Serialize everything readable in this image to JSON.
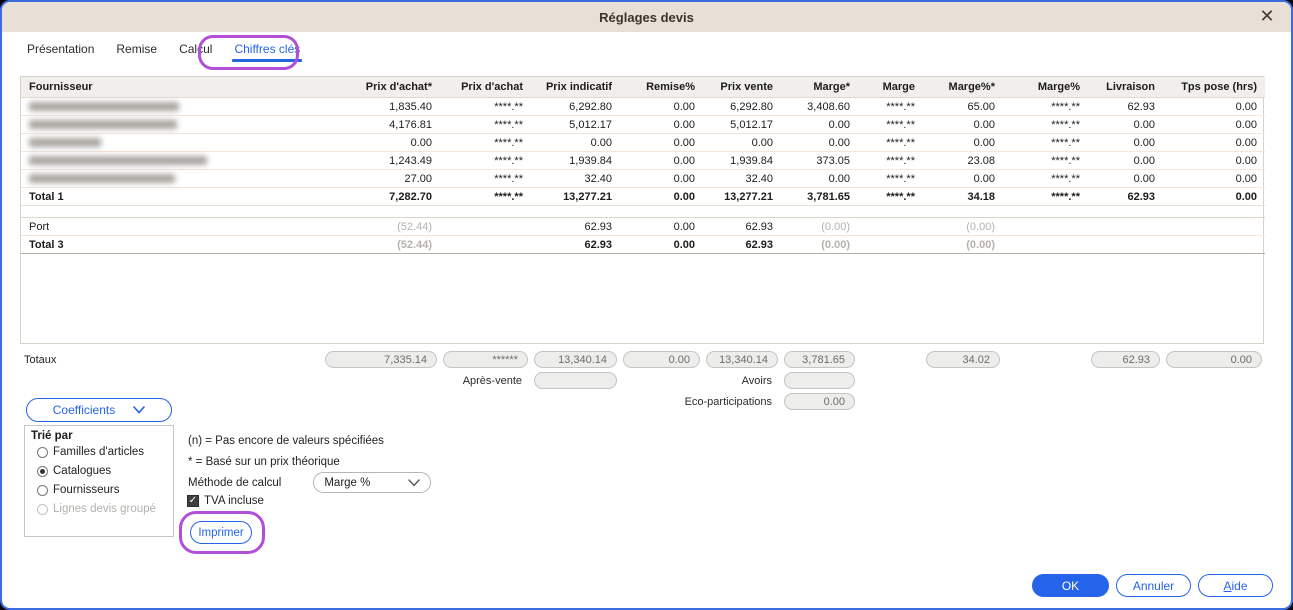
{
  "window": {
    "title": "Réglages devis",
    "close_icon": "✕"
  },
  "tabs": [
    {
      "label": "Présentation",
      "active": false
    },
    {
      "label": "Remise",
      "active": false
    },
    {
      "label": "Calcul",
      "active": false
    },
    {
      "label": "Chiffres clés",
      "active": true,
      "annotated": true
    }
  ],
  "table": {
    "columns": [
      "Fournisseur",
      "Prix d'achat*",
      "Prix d'achat",
      "Prix indicatif",
      "Remise%",
      "Prix vente",
      "Marge*",
      "Marge",
      "Marge%*",
      "Marge%",
      "Livraison",
      "Tps pose (hrs)"
    ],
    "rows": [
      {
        "supplier_redacted": true,
        "blur_width": 150,
        "values": [
          "1,835.40",
          "****.**",
          "6,292.80",
          "0.00",
          "6,292.80",
          "3,408.60",
          "****.**",
          "65.00",
          "****.**",
          "62.93",
          "0.00"
        ]
      },
      {
        "supplier_redacted": true,
        "blur_width": 148,
        "values": [
          "4,176.81",
          "****.**",
          "5,012.17",
          "0.00",
          "5,012.17",
          "0.00",
          "****.**",
          "0.00",
          "****.**",
          "0.00",
          "0.00"
        ]
      },
      {
        "supplier_redacted": true,
        "blur_width": 72,
        "values": [
          "0.00",
          "****.**",
          "0.00",
          "0.00",
          "0.00",
          "0.00",
          "****.**",
          "0.00",
          "****.**",
          "0.00",
          "0.00"
        ]
      },
      {
        "supplier_redacted": true,
        "blur_width": 178,
        "values": [
          "1,243.49",
          "****.**",
          "1,939.84",
          "0.00",
          "1,939.84",
          "373.05",
          "****.**",
          "23.08",
          "****.**",
          "0.00",
          "0.00"
        ]
      },
      {
        "supplier_redacted": true,
        "blur_width": 146,
        "values": [
          "27.00",
          "****.**",
          "32.40",
          "0.00",
          "32.40",
          "0.00",
          "****.**",
          "0.00",
          "****.**",
          "0.00",
          "0.00"
        ]
      }
    ],
    "total1": {
      "label": "Total 1",
      "values": [
        "7,282.70",
        "****.**",
        "13,277.21",
        "0.00",
        "13,277.21",
        "3,781.65",
        "****.**",
        "34.18",
        "****.**",
        "62.93",
        "0.00"
      ]
    },
    "port": {
      "label": "Port",
      "values": [
        "(52.44)",
        "",
        "62.93",
        "0.00",
        "62.93",
        "(0.00)",
        "",
        "(0.00)",
        "",
        "",
        ""
      ]
    },
    "total3": {
      "label": "Total 3",
      "values": [
        "(52.44)",
        "",
        "62.93",
        "0.00",
        "62.93",
        "(0.00)",
        "",
        "(0.00)",
        "",
        "",
        ""
      ]
    }
  },
  "totals": {
    "label": "Totaux",
    "pills_row1": [
      {
        "col": 2,
        "value": "7,335.14"
      },
      {
        "col": 3,
        "value": "******"
      },
      {
        "col": 4,
        "value": "13,340.14"
      },
      {
        "col": 5,
        "value": "0.00"
      },
      {
        "col": 6,
        "value": "13,340.14"
      },
      {
        "col": 7,
        "value": "3,781.65"
      },
      {
        "col": 9,
        "value": "34.02"
      },
      {
        "col": 11,
        "value": "62.93"
      },
      {
        "col": 12,
        "value": "0.00"
      }
    ],
    "apres_vente": {
      "label": "Après-vente",
      "value": "",
      "col": 4
    },
    "avoirs": {
      "label": "Avoirs",
      "value": "",
      "col": 7
    },
    "eco": {
      "label": "Eco-participations",
      "value": "0.00",
      "col": 7
    }
  },
  "coefficients_button": {
    "label": "Coefficients"
  },
  "sort_group": {
    "title": "Trié par",
    "options": [
      {
        "label": "Familles d'articles",
        "selected": false,
        "disabled": false
      },
      {
        "label": "Catalogues",
        "selected": true,
        "disabled": false
      },
      {
        "label": "Fournisseurs",
        "selected": false,
        "disabled": false
      },
      {
        "label": "Lignes devis groupé",
        "selected": false,
        "disabled": true
      }
    ]
  },
  "notes": [
    "(n) = Pas encore de valeurs spécifiées",
    "* = Basé sur un prix théorique"
  ],
  "method": {
    "label": "Méthode de calcul",
    "value": "Marge %"
  },
  "tva_checkbox": {
    "label": "TVA incluse",
    "checked": true,
    "check_glyph": "✓"
  },
  "imprimer_button": {
    "label": "Imprimer"
  },
  "footer_buttons": {
    "ok": "OK",
    "cancel": "Annuler",
    "help": "Aide"
  },
  "colors": {
    "accent": "#2563eb",
    "annotation": "#b14fd6",
    "titlebar": "#e8dfd7",
    "muted_value": "#b5b2ae"
  }
}
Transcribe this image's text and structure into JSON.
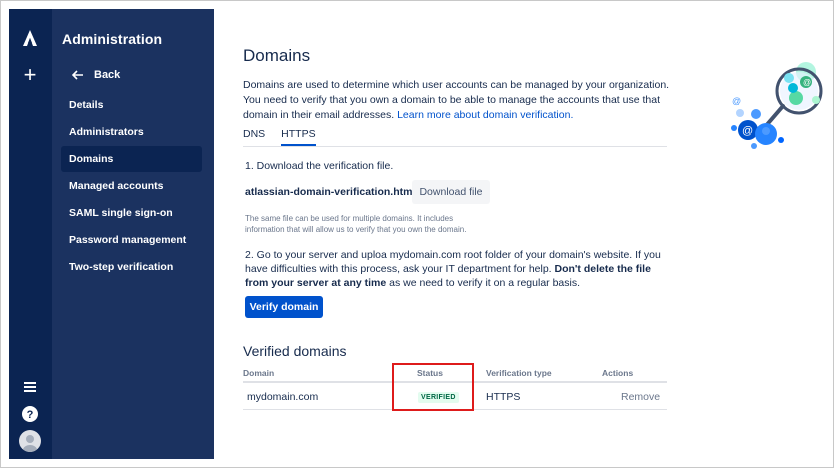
{
  "global_nav": {
    "icons": [
      "atlassian-logo",
      "plus-icon",
      "menu-icon",
      "help-icon",
      "avatar"
    ]
  },
  "sidebar": {
    "title": "Administration",
    "back_label": "Back",
    "items": [
      {
        "label": "Details",
        "active": false
      },
      {
        "label": "Administrators",
        "active": false
      },
      {
        "label": "Domains",
        "active": true
      },
      {
        "label": "Managed accounts",
        "active": false
      },
      {
        "label": "SAML single sign-on",
        "active": false
      },
      {
        "label": "Password management",
        "active": false
      },
      {
        "label": "Two-step verification",
        "active": false
      }
    ]
  },
  "main": {
    "title": "Domains",
    "description": "Domains are used to determine which user accounts can be managed by your organization. You need to verify that you own a domain to be able to manage the accounts that use that domain in their email addresses.",
    "description_link": "Learn more about domain verification.",
    "tabs": [
      {
        "label": "DNS",
        "active": false
      },
      {
        "label": "HTTPS",
        "active": true
      }
    ],
    "step1": "1. Download the verification file.",
    "file_name": "atlassian-domain-verification.html",
    "download_button": "Download file",
    "note": "The same file can be used for multiple domains. It includes information that will allow us to verify that you own the domain.",
    "step2_a": "2. Go to your server and uploa",
    "step2_domain": "mydomain.com",
    "step2_b": " root folder of your domain's website. If you have difficulties with this process, ask your IT department for help. ",
    "step2_bold": "Don't delete the file from your server at any time",
    "step2_c": " as we need to verify it on a regular basis.",
    "verify_button": "Verify domain",
    "verified_title": "Verified domains",
    "table": {
      "headers": [
        "Domain",
        "Status",
        "Verification type",
        "Actions"
      ],
      "rows": [
        {
          "domain": "mydomain.com",
          "status": "VERIFIED",
          "type": "HTTPS",
          "action": "Remove"
        }
      ]
    }
  },
  "colors": {
    "global_nav": "#0b2452",
    "sidebar": "#1b3260",
    "primary": "#0052cc",
    "highlight": "#de1b1b",
    "verified_bg": "#e3fcef",
    "verified_text": "#006644"
  }
}
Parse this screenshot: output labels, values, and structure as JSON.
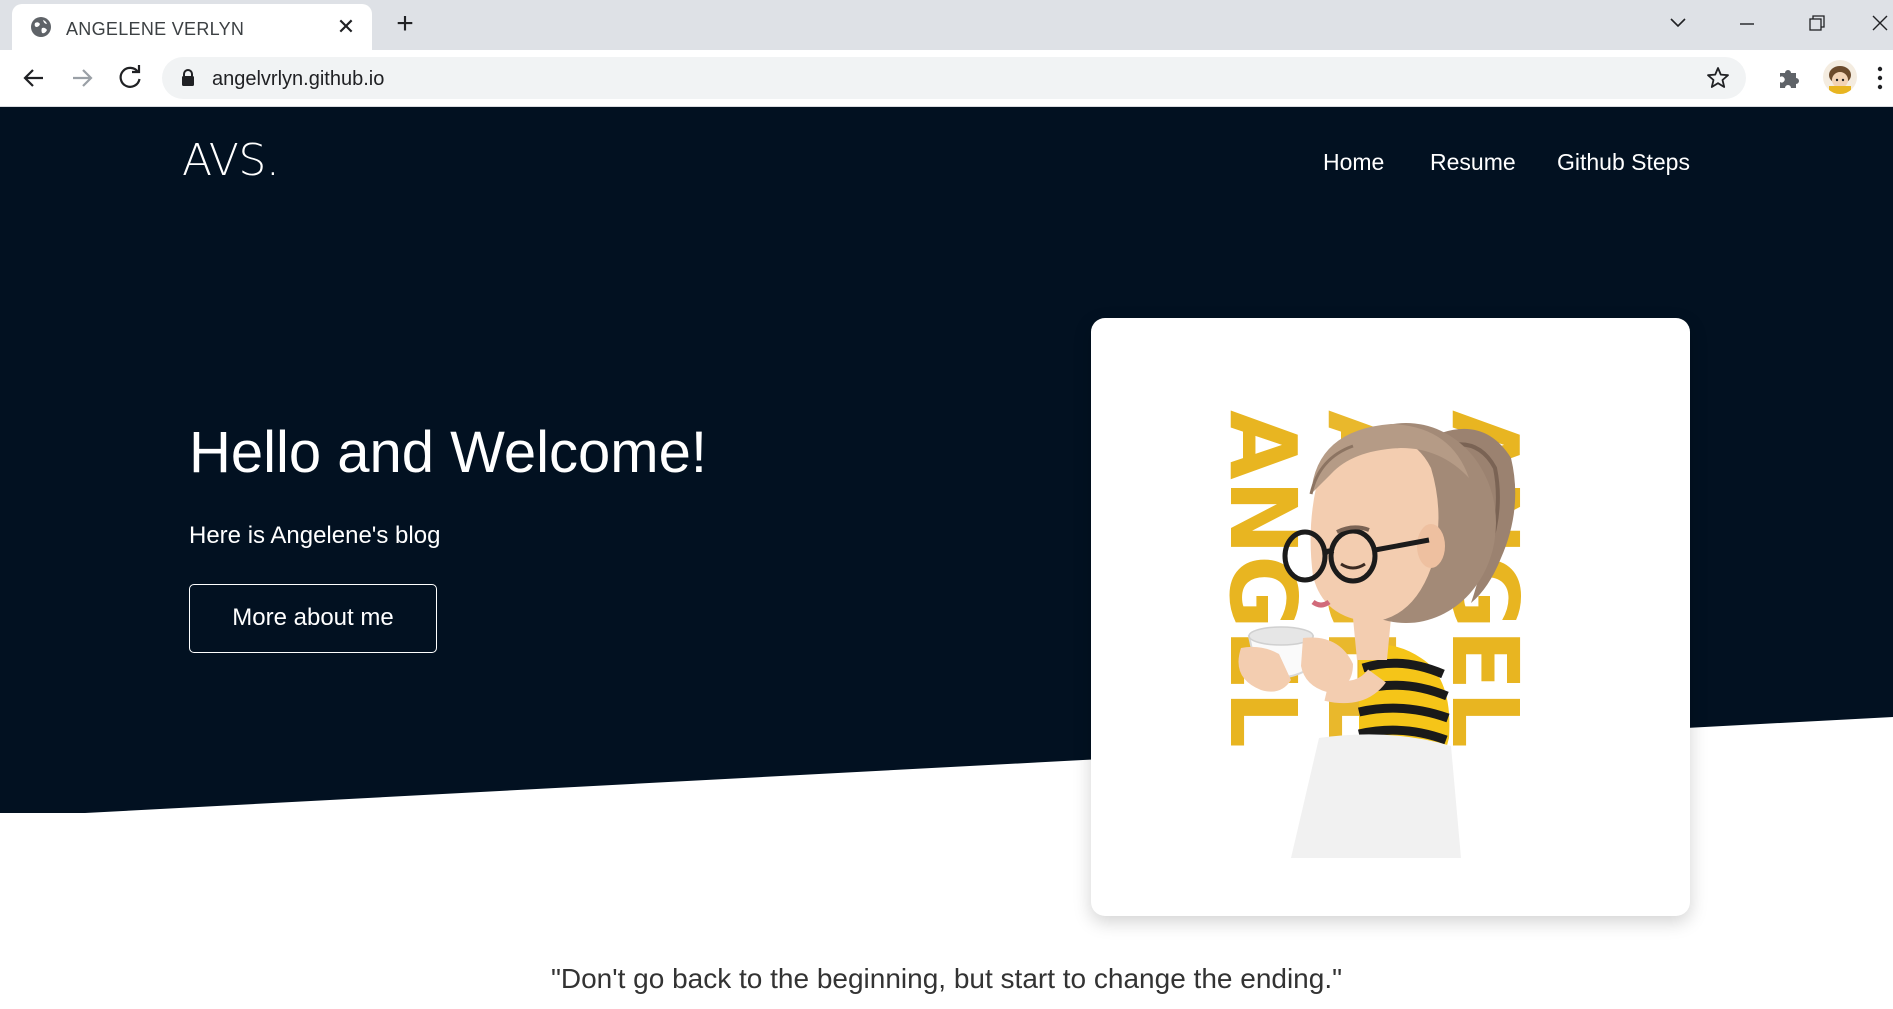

* * *

§ **What the task asks**
Copy the records above exactly. The pictures are not part of the copy.

§ **Task answer**
Serialize everything readable in this image to JSON.
{
  "window": {
    "title": "Réglages devis",
    "close_icon": "✕"
  },
  "tabs": [
    {
      "label": "Présentation",
      "active": false
    },
    {
      "label": "Remise",
      "active": false
    },
    {
      "label": "Calcul",
      "active": false
    },
    {
      "label": "Chiffres clés",
      "active": true,
      "annotated": true
    }
  ],
  "table": {
    "columns": [
      "Fournisseur",
      "Prix d'achat*",
      "Prix d'achat",
      "Prix indicatif",
      "Remise%",
      "Prix vente",
      "Marge*",
      "Marge",
      "Marge%*",
      "Marge%",
      "Livraison",
      "Tps pose (hrs)"
    ],
    "rows": [
      {
        "supplier_redacted": true,
        "blur_width": 150,
        "values": [
          "1,835.40",
          "****.**",
          "6,292.80",
          "0.00",
          "6,292.80",
          "3,408.60",
          "****.**",
          "65.00",
          "****.**",
          "62.93",
          "0.00"
        ]
      },
      {
        "supplier_redacted": true,
        "blur_width": 148,
        "values": [
          "4,176.81",
          "****.**",
          "5,012.17",
          "0.00",
          "5,012.17",
          "0.00",
          "****.**",
          "0.00",
          "****.**",
          "0.00",
          "0.00"
        ]
      },
      {
        "supplier_redacted": true,
        "blur_width": 72,
        "values": [
          "0.00",
          "****.**",
          "0.00",
          "0.00",
          "0.00",
          "0.00",
          "****.**",
          "0.00",
          "****.**",
          "0.00",
          "0.00"
        ]
      },
      {
        "supplier_redacted": true,
        "blur_width": 178,
        "values": [
          "1,243.49",
          "****.**",
          "1,939.84",
          "0.00",
          "1,939.84",
          "373.05",
          "****.**",
          "23.08",
          "****.**",
          "0.00",
          "0.00"
        ]
      },
      {
        "supplier_redacted": true,
        "blur_width": 146,
        "values": [
          "27.00",
          "****.**",
          "32.40",
          "0.00",
          "32.40",
          "0.00",
          "****.**",
          "0.00",
          "****.**",
          "0.00",
          "0.00"
        ]
      }
    ],
    "total1": {
      "label": "Total 1",
      "values": [
        "7,282.70",
        "****.**",
        "13,277.21",
        "0.00",
        "13,277.21",
        "3,781.65",
        "****.**",
        "34.18",
        "****.**",
        "62.93",
        "0.00"
      ]
    },
    "port": {
      "label": "Port",
      "values": [
        "(52.44)",
        "",
        "62.93",
        "0.00",
        "62.93",
        "(0.00)",
        "",
        "(0.00)",
        "",
        "",
        ""
      ]
    },
    "total3": {
      "label": "Total 3",
      "values": [
        "(52.44)",
        "",
        "62.93",
        "0.00",
        "62.93",
        "(0.00)",
        "",
        "(0.00)",
        "",
        "",
        ""
      ]
    }
  },
  "totals": {
    "label": "Totaux",
    "pills_row1": [
      {
        "col": 2,
        "value": "7,335.14"
      },
      {
        "col": 3,
        "value": "******"
      },
      {
        "col": 4,
        "value": "13,340.14"
      },
      {
        "col": 5,
        "value": "0.00"
      },
      {
        "col": 6,
        "value": "13,340.14"
      },
      {
        "col": 7,
        "value": "3,781.65"
      },
      {
        "col": 9,
        "value": "34.02"
      },
      {
        "col": 11,
        "value": "62.93"
      },
      {
        "col": 12,
        "value": "0.00"
      }
    ],
    "apres_vente": {
      "label": "Après-vente",
      "value": "",
      "col": 4
    },
    "avoirs": {
      "label": "Avoirs",
      "value": "",
      "col": 7
    },
    "eco": {
      "label": "Eco-participations",
      "value": "0.00",
      "col": 7
    }
  },
  "coefficients_button": {
    "label": "Coefficients"
  },
  "sort_group": {
    "title": "Trié par",
    "options": [
      {
        "label": "Familles d'articles",
        "selected": false,
        "disabled": false
      },
      {
        "label": "Catalogues",
        "selected": true,
        "disabled": false
      },
      {
        "label": "Fournisseurs",
        "selected": false,
        "disabled": false
      },
      {
        "label": "Lignes devis groupé",
        "selected": false,
        "disabled": true
      }
    ]
  },
  "notes": [
    "(n) = Pas encore de valeurs spécifiées",
    "* = Basé sur un prix théorique"
  ],
  "method": {
    "label": "Méthode de calcul",
    "value": "Marge %"
  },
  "tva_checkbox": {
    "label": "TVA incluse",
    "checked": true,
    "check_glyph": "✓"
  },
  "imprimer_button": {
    "label": "Imprimer"
  },
  "footer_buttons": {
    "ok": "OK",
    "cancel": "Annuler",
    "help": "Aide"
  },
  "colors": {
    "accent": "#2563eb",
    "annotation": "#b14fd6",
    "titlebar": "#e8dfd7",
    "muted_value": "#b5b2ae"
  }
}
Transcribe this image's text and structure into JSON.
{
  "global_nav": {
    "icons": [
      "atlassian-logo",
      "plus-icon",
      "menu-icon",
      "help-icon",
      "avatar"
    ]
  },
  "sidebar": {
    "title": "Administration",
    "back_label": "Back",
    "items": [
      {
        "label": "Details",
        "active": false
      },
      {
        "label": "Administrators",
        "active": false
      },
      {
        "label": "Domains",
        "active": true
      },
      {
        "label": "Managed accounts",
        "active": false
      },
      {
        "label": "SAML single sign-on",
        "active": false
      },
      {
        "label": "Password management",
        "active": false
      },
      {
        "label": "Two-step verification",
        "active": false
      }
    ]
  },
  "main": {
    "title": "Domains",
    "description": "Domains are used to determine which user accounts can be managed by your organization. You need to verify that you own a domain to be able to manage the accounts that use that domain in their email addresses.",
    "description_link": "Learn more about domain verification.",
    "tabs": [
      {
        "label": "DNS",
        "active": false
      },
      {
        "label": "HTTPS",
        "active": true
      }
    ],
    "step1": "1. Download the verification file.",
    "file_name": "atlassian-domain-verification.html",
    "download_button": "Download file",
    "note": "The same file can be used for multiple domains. It includes information that will allow us to verify that you own the domain.",
    "step2_a": "2. Go to your server and uploa",
    "step2_domain": "mydomain.com",
    "step2_b": " root folder of your domain's website. If you have difficulties with this process, ask your IT department for help. ",
    "step2_bold": "Don't delete the file from your server at any time",
    "step2_c": " as we need to verify it on a regular basis.",
    "verify_button": "Verify domain",
    "verified_title": "Verified domains",
    "table": {
      "headers": [
        "Domain",
        "Status",
        "Verification type",
        "Actions"
      ],
      "rows": [
        {
          "domain": "mydomain.com",
          "status": "VERIFIED",
          "type": "HTTPS",
          "action": "Remove"
        }
      ]
    }
  },
  "colors": {
    "global_nav": "#0b2452",
    "sidebar": "#1b3260",
    "primary": "#0052cc",
    "highlight": "#de1b1b",
    "verified_bg": "#e3fcef",
    "verified_text": "#006644"
  }
}
Parse this screenshot: output labels, values, and structure as JSON.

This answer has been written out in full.